> Description of the task
In the material below, the lines containing the word "screenshot" are required; copy each of them.

---------- Material ----------

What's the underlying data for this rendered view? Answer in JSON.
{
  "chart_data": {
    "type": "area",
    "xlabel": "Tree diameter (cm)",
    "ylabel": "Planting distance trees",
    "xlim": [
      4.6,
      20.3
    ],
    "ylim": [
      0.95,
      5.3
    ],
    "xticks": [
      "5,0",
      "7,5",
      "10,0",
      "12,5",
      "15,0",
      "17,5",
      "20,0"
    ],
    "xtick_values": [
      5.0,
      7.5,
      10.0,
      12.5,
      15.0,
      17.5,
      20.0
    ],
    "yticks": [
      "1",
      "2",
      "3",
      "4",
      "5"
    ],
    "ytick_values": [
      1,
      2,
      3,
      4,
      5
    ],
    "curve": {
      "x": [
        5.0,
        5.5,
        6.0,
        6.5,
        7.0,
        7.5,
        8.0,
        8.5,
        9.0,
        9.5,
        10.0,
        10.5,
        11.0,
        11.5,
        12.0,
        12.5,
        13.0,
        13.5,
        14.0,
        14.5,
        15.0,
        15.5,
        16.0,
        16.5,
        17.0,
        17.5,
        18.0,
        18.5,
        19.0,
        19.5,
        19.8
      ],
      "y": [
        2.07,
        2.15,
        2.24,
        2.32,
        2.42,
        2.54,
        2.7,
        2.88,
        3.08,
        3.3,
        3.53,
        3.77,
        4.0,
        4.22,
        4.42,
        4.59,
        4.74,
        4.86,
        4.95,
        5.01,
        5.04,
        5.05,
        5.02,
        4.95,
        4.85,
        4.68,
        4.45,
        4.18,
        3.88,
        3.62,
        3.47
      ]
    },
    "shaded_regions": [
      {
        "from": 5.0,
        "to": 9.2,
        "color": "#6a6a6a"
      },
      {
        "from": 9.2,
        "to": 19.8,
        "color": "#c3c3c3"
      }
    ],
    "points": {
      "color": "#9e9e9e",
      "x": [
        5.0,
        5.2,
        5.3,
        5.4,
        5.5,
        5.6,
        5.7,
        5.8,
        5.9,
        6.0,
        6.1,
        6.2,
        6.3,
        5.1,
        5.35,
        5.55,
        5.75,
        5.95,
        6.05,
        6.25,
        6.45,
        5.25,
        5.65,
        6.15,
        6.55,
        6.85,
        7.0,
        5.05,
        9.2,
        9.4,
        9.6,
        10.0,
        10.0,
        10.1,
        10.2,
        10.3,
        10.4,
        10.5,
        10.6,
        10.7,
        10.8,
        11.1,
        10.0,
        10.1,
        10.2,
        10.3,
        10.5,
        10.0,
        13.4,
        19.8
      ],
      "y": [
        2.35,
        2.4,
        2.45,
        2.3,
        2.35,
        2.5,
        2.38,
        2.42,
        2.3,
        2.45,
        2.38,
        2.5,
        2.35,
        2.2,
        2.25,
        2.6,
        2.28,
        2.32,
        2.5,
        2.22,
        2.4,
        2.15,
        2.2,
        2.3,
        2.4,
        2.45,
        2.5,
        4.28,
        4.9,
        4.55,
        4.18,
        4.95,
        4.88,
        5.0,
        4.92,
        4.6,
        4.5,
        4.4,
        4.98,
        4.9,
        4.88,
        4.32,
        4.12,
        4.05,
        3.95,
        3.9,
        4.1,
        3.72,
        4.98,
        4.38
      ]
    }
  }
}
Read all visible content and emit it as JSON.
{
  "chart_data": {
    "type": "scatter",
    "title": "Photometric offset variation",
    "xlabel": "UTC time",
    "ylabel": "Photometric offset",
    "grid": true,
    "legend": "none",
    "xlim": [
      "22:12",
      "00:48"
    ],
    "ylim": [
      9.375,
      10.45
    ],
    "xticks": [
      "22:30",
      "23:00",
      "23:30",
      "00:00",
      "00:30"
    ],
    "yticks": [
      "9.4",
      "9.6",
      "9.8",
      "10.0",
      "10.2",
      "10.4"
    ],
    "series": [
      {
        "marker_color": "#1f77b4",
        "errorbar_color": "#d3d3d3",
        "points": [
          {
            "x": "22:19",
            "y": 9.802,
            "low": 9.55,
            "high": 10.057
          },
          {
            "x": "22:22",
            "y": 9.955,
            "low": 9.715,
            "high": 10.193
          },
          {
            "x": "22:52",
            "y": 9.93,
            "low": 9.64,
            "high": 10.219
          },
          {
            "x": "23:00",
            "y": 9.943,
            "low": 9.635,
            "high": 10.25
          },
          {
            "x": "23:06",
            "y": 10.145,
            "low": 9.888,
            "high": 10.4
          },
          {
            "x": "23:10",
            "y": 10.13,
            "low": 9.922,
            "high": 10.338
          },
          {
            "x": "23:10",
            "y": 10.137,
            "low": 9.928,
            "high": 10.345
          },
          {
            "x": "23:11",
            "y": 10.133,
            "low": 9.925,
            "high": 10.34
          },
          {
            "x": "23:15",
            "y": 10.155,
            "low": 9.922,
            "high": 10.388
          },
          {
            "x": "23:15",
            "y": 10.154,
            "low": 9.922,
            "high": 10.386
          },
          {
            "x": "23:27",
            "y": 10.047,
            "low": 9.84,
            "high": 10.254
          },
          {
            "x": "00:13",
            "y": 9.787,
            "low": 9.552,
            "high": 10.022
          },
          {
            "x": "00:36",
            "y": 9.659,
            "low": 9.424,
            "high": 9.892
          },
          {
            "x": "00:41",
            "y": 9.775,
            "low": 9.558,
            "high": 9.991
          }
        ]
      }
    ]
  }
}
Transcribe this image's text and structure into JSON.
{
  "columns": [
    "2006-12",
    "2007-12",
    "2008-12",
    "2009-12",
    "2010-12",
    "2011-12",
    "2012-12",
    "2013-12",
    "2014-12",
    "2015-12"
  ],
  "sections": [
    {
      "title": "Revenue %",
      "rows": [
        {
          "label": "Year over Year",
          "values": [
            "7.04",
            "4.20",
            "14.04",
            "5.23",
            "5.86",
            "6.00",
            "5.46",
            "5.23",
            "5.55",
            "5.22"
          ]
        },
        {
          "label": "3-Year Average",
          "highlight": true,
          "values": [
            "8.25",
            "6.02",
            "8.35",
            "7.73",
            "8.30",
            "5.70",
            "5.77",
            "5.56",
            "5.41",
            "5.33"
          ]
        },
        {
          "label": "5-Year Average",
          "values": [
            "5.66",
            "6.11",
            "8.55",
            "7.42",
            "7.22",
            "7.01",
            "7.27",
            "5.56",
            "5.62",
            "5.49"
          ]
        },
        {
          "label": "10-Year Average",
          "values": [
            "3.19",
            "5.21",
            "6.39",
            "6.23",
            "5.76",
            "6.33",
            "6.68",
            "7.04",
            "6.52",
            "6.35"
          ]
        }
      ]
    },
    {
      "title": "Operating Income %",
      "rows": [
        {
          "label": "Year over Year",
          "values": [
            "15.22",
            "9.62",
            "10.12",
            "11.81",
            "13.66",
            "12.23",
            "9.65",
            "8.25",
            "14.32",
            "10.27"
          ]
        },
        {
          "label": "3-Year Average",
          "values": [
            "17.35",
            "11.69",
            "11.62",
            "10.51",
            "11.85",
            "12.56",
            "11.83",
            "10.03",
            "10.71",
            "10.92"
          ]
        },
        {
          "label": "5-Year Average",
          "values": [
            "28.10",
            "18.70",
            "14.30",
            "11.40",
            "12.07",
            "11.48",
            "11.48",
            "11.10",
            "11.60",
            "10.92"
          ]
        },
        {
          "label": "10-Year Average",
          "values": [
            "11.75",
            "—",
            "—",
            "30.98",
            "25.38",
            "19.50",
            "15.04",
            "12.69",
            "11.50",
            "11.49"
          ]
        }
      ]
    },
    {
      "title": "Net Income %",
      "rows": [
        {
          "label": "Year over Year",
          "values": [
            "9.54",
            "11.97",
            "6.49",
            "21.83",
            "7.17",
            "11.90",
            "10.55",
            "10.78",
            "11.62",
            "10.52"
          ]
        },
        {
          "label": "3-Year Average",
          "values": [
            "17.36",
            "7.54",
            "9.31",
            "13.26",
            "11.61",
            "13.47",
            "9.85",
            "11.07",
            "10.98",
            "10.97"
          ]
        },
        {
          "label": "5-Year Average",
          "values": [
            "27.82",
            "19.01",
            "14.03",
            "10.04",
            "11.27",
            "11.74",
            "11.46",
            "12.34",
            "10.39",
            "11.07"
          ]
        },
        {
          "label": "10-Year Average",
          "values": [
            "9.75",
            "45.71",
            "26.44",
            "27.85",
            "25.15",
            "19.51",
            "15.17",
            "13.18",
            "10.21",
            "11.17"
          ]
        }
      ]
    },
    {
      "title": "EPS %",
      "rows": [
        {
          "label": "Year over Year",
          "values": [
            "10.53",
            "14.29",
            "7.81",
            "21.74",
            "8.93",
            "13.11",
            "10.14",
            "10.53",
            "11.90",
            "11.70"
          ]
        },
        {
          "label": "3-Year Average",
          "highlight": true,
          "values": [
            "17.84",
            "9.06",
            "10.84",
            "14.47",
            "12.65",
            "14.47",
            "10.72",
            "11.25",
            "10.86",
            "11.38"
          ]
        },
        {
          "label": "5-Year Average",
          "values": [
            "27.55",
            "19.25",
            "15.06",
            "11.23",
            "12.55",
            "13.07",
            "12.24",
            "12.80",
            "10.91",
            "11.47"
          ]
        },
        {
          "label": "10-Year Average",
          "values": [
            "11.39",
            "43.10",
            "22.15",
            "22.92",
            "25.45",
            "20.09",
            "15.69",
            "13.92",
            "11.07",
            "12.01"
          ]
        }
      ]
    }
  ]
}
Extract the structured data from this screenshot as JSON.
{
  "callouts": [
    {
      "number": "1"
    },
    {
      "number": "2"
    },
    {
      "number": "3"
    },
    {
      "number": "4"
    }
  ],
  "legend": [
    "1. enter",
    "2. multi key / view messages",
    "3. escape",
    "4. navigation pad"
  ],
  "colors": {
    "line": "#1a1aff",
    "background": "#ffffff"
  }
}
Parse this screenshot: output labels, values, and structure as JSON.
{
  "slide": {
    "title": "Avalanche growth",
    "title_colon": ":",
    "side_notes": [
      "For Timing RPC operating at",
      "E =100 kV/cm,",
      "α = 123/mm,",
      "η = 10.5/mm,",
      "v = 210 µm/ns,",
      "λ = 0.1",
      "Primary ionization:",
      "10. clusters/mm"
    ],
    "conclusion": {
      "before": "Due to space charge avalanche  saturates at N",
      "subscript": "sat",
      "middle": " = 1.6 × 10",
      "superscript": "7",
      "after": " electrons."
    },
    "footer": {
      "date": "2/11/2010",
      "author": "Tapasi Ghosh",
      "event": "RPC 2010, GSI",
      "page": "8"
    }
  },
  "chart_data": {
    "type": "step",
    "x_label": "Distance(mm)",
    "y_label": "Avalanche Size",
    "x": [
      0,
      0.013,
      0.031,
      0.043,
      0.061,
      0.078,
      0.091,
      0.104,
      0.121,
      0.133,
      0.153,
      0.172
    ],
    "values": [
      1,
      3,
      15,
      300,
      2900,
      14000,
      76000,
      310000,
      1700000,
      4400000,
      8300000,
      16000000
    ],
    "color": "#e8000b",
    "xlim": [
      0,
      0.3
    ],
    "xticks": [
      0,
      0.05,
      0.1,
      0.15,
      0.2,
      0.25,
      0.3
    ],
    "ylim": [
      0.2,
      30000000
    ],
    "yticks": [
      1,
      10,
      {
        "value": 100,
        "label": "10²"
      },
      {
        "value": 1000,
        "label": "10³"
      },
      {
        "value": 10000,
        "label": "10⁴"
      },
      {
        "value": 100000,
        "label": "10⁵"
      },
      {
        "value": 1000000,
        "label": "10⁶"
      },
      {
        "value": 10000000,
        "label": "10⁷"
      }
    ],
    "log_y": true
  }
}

----------

> Task result
Extract the structured data from this screenshot as JSON.
Parse this screenshot: output labels, values, and structure as JSON.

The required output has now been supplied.